Figure content listings:
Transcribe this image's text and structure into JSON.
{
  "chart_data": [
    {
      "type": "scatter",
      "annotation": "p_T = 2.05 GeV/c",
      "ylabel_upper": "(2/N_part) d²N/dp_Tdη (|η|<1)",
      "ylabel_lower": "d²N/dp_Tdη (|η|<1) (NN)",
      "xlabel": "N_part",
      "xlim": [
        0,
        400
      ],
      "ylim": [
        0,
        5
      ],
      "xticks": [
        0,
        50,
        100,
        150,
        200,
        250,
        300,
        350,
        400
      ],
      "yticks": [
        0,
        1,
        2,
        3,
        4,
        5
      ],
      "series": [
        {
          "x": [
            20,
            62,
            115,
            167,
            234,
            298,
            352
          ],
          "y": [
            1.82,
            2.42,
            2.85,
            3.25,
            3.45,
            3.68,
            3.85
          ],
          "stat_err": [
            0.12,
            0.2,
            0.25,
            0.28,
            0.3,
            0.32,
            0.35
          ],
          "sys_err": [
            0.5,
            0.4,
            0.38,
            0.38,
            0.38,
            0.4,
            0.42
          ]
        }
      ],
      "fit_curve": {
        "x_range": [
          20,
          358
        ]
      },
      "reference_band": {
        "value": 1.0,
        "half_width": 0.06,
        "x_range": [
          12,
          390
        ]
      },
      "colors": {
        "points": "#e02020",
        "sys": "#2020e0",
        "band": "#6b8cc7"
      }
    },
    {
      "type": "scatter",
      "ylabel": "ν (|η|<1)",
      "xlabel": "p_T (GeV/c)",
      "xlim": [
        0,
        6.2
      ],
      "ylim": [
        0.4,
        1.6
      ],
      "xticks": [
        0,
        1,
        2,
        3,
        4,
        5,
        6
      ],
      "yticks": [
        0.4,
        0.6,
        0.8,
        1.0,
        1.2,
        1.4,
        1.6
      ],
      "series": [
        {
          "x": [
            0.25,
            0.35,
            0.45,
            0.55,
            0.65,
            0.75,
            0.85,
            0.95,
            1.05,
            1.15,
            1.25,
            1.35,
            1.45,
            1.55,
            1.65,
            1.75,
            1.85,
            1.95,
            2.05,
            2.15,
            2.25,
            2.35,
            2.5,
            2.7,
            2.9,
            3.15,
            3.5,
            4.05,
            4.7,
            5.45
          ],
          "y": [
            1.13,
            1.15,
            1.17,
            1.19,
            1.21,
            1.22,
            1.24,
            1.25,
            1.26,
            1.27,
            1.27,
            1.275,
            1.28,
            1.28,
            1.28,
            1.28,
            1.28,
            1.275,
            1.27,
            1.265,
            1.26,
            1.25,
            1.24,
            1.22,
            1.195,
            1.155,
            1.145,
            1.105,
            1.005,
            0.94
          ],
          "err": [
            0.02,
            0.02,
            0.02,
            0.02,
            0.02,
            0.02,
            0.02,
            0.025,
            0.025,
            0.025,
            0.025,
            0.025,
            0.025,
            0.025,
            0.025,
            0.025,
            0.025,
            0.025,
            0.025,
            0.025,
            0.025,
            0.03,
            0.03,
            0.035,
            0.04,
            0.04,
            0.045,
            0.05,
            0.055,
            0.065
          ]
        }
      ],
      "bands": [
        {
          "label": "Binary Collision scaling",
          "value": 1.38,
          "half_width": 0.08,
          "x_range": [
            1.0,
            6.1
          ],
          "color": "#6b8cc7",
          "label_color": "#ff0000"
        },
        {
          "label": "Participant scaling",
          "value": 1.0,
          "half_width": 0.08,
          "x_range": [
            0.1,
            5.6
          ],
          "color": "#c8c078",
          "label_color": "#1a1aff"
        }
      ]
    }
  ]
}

• **What you will do**:
All of the data must be returned exactly.

• **The reply**:
Transcribe this image's text and structure into JSON.
{
  "chart_data": [
    {
      "type": "scatter",
      "annotation": "p_T = 2.05 GeV/c",
      "ylabel_upper": "(2/N_part) d²N/dp_Tdη (|η|<1)",
      "ylabel_lower": "d²N/dp_Tdη (|η|<1) (NN)",
      "xlabel": "N_part",
      "xlim": [
        0,
        400
      ],
      "ylim": [
        0,
        5
      ],
      "xticks": [
        0,
        50,
        100,
        150,
        200,
        250,
        300,
        350,
        400
      ],
      "yticks": [
        0,
        1,
        2,
        3,
        4,
        5
      ],
      "series": [
        {
          "x": [
            20,
            62,
            115,
            167,
            234,
            298,
            352
          ],
          "y": [
            1.82,
            2.42,
            2.85,
            3.25,
            3.45,
            3.68,
            3.85
          ],
          "stat_err": [
            0.12,
            0.2,
            0.25,
            0.28,
            0.3,
            0.32,
            0.35
          ],
          "sys_err": [
            0.5,
            0.4,
            0.38,
            0.38,
            0.38,
            0.4,
            0.42
          ]
        }
      ],
      "fit_curve": {
        "x_range": [
          20,
          358
        ]
      },
      "reference_band": {
        "value": 1.0,
        "half_width": 0.06,
        "x_range": [
          12,
          390
        ]
      },
      "colors": {
        "points": "#e02020",
        "sys": "#2020e0",
        "band": "#6b8cc7"
      }
    },
    {
      "type": "scatter",
      "ylabel": "ν (|η|<1)",
      "xlabel": "p_T (GeV/c)",
      "xlim": [
        0,
        6.2
      ],
      "ylim": [
        0.4,
        1.6
      ],
      "xticks": [
        0,
        1,
        2,
        3,
        4,
        5,
        6
      ],
      "yticks": [
        0.4,
        0.6,
        0.8,
        1.0,
        1.2,
        1.4,
        1.6
      ],
      "series": [
        {
          "x": [
            0.25,
            0.35,
            0.45,
            0.55,
            0.65,
            0.75,
            0.85,
            0.95,
            1.05,
            1.15,
            1.25,
            1.35,
            1.45,
            1.55,
            1.65,
            1.75,
            1.85,
            1.95,
            2.05,
            2.15,
            2.25,
            2.35,
            2.5,
            2.7,
            2.9,
            3.15,
            3.5,
            4.05,
            4.7,
            5.45
          ],
          "y": [
            1.13,
            1.15,
            1.17,
            1.19,
            1.21,
            1.22,
            1.24,
            1.25,
            1.26,
            1.27,
            1.27,
            1.275,
            1.28,
            1.28,
            1.28,
            1.28,
            1.28,
            1.275,
            1.27,
            1.265,
            1.26,
            1.25,
            1.24,
            1.22,
            1.195,
            1.155,
            1.145,
            1.105,
            1.005,
            0.94
          ],
          "err": [
            0.02,
            0.02,
            0.02,
            0.02,
            0.02,
            0.02,
            0.02,
            0.025,
            0.025,
            0.025,
            0.025,
            0.025,
            0.025,
            0.025,
            0.025,
            0.025,
            0.025,
            0.025,
            0.025,
            0.025,
            0.025,
            0.03,
            0.03,
            0.035,
            0.04,
            0.04,
            0.045,
            0.05,
            0.055,
            0.065
          ]
        }
      ],
      "bands": [
        {
          "label": "Binary Collision scaling",
          "value": 1.38,
          "half_width": 0.08,
          "x_range": [
            1.0,
            6.1
          ],
          "color": "#6b8cc7",
          "label_color": "#ff0000"
        },
        {
          "label": "Participant scaling",
          "value": 1.0,
          "half_width": 0.08,
          "x_range": [
            0.1,
            5.6
          ],
          "color": "#c8c078",
          "label_color": "#1a1aff"
        }
      ]
    }
  ]
}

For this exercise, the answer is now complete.